>> begin Listed entries
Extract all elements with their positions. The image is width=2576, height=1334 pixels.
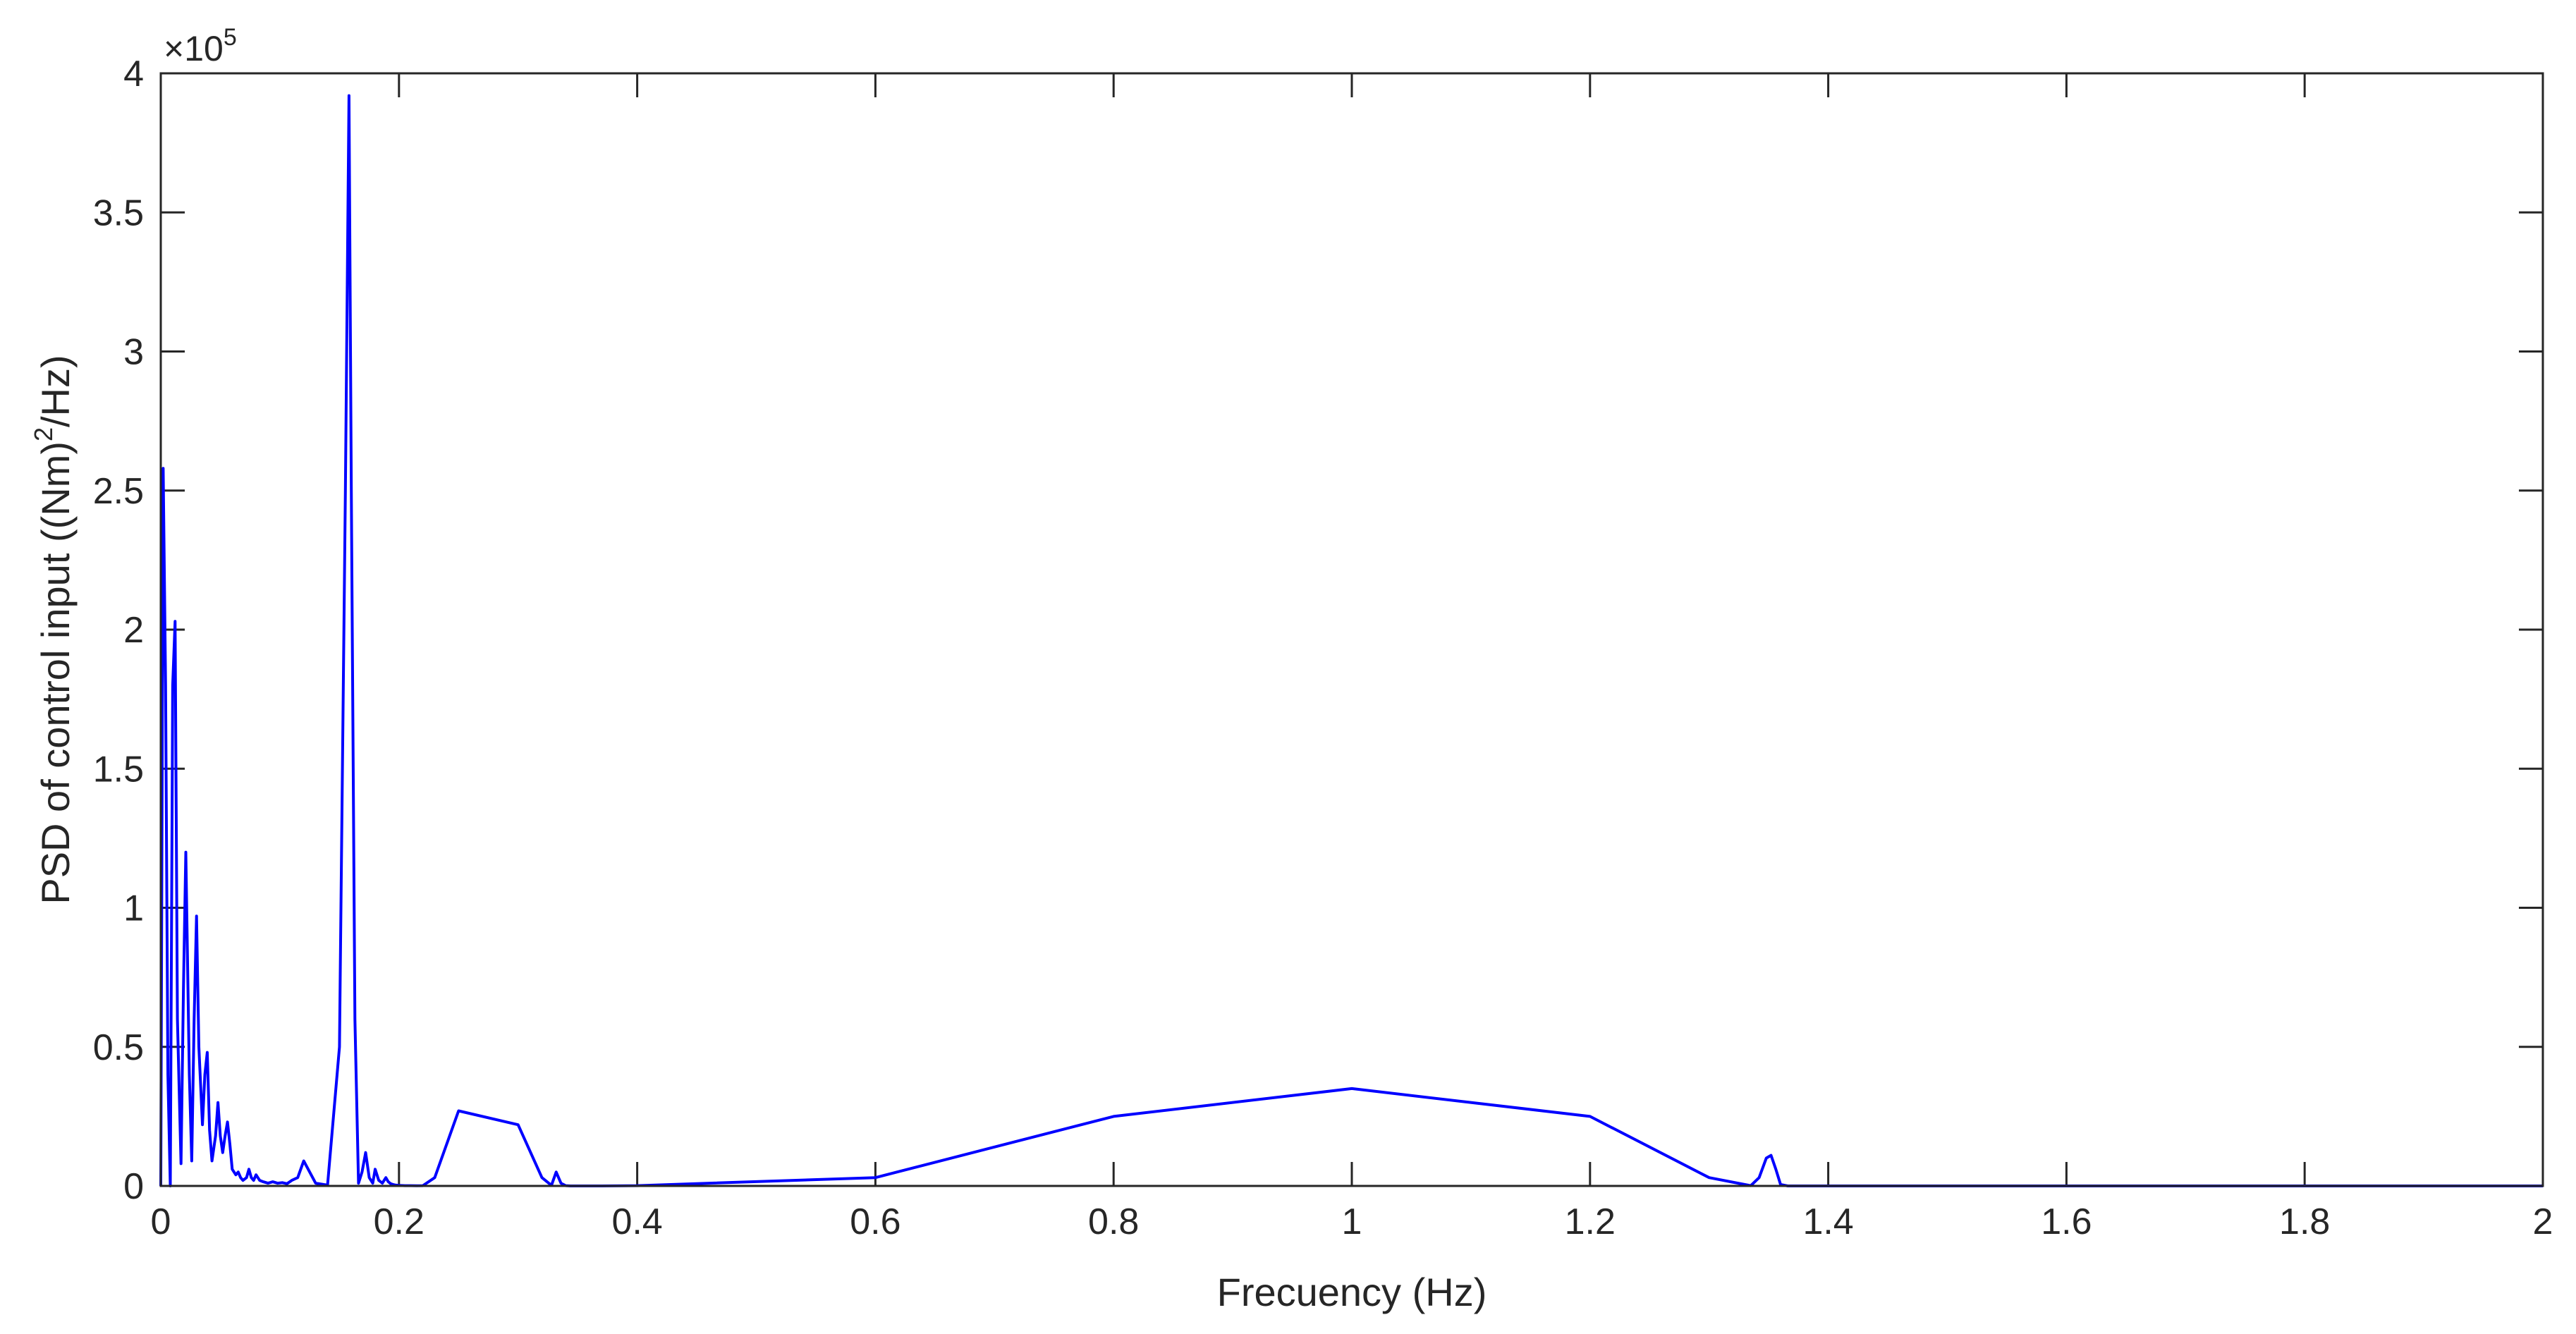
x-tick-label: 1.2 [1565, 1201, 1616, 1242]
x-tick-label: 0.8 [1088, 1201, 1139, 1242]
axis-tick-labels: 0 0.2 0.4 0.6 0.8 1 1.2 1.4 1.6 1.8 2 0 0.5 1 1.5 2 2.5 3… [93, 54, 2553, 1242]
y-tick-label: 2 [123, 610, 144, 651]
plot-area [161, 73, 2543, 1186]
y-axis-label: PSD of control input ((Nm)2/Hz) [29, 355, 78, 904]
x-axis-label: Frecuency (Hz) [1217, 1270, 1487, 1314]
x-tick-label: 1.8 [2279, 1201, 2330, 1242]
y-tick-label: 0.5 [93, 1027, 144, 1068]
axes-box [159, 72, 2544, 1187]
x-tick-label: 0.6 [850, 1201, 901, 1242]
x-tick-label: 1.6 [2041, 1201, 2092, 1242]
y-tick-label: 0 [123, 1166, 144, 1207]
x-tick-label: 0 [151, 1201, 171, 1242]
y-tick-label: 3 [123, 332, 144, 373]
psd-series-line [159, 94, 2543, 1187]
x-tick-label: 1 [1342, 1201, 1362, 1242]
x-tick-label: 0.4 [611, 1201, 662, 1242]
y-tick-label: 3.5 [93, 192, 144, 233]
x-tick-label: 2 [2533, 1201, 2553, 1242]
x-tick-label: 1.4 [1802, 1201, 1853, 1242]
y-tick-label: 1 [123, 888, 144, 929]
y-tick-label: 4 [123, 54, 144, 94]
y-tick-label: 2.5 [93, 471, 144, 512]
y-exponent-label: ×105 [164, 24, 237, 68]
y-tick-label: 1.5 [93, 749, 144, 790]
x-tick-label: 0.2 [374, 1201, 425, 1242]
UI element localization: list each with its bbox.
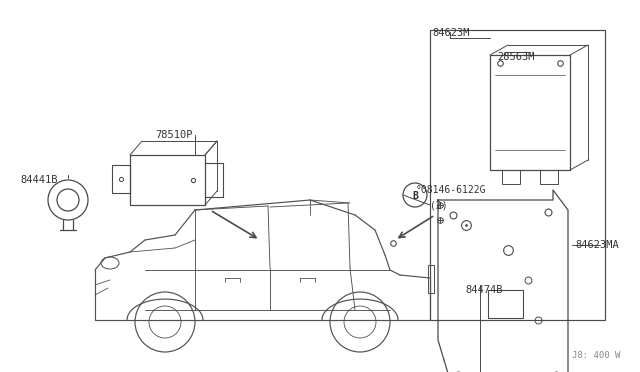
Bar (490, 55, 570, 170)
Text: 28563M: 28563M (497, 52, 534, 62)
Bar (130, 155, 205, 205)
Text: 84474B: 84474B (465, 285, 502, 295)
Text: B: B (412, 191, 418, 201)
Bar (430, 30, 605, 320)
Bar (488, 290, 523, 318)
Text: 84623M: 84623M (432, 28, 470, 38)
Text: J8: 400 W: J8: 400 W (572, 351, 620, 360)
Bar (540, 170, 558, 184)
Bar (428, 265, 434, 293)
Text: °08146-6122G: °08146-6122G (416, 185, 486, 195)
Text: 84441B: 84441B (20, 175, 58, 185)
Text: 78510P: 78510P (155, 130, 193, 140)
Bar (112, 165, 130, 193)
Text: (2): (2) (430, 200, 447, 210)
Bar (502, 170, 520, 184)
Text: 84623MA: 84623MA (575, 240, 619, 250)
>> end Listed entries
### What to do
Reproduce every line of the data above verbatim, omitting the pictures.

### Reply to the exercise
Extract all elements with their positions. The image is width=2576, height=1334 pixels.
x-tick-label: 1.2 [1565, 1201, 1616, 1242]
x-tick-label: 0.8 [1088, 1201, 1139, 1242]
axis-tick-labels: 0 0.2 0.4 0.6 0.8 1 1.2 1.4 1.6 1.8 2 0 0.5 1 1.5 2 2.5 3… [93, 54, 2553, 1242]
y-tick-label: 2 [123, 610, 144, 651]
plot-area [161, 73, 2543, 1186]
y-axis-label: PSD of control input ((Nm)2/Hz) [29, 355, 78, 904]
x-axis-label: Frecuency (Hz) [1217, 1270, 1487, 1314]
x-tick-label: 1.8 [2279, 1201, 2330, 1242]
y-tick-label: 0.5 [93, 1027, 144, 1068]
axes-box [159, 72, 2544, 1187]
x-tick-label: 0.6 [850, 1201, 901, 1242]
x-tick-label: 1.6 [2041, 1201, 2092, 1242]
y-tick-label: 0 [123, 1166, 144, 1207]
x-tick-label: 0 [151, 1201, 171, 1242]
y-tick-label: 3 [123, 332, 144, 373]
psd-series-line [159, 94, 2543, 1187]
x-tick-label: 1 [1342, 1201, 1362, 1242]
x-tick-label: 0.4 [611, 1201, 662, 1242]
y-tick-label: 3.5 [93, 192, 144, 233]
x-tick-label: 2 [2533, 1201, 2553, 1242]
x-tick-label: 1.4 [1802, 1201, 1853, 1242]
y-tick-label: 1 [123, 888, 144, 929]
y-tick-label: 4 [123, 54, 144, 94]
y-tick-label: 2.5 [93, 471, 144, 512]
y-exponent-label: ×105 [164, 24, 237, 68]
y-tick-label: 1.5 [93, 749, 144, 790]
x-tick-label: 0.2 [374, 1201, 425, 1242]
UI element localization: list each with its bbox.
Bar (490, 55, 570, 170)
Text: 28563M: 28563M (497, 52, 534, 62)
Bar (130, 155, 205, 205)
Text: 84474B: 84474B (465, 285, 502, 295)
Text: B: B (412, 191, 418, 201)
Bar (430, 30, 605, 320)
Bar (488, 290, 523, 318)
Text: 84623M: 84623M (432, 28, 470, 38)
Text: J8: 400 W: J8: 400 W (572, 351, 620, 360)
Bar (540, 170, 558, 184)
Bar (428, 265, 434, 293)
Text: °08146-6122G: °08146-6122G (416, 185, 486, 195)
Text: 84441B: 84441B (20, 175, 58, 185)
Text: 78510P: 78510P (155, 130, 193, 140)
Bar (112, 165, 130, 193)
Text: (2): (2) (430, 200, 447, 210)
Bar (502, 170, 520, 184)
Text: 84623MA: 84623MA (575, 240, 619, 250)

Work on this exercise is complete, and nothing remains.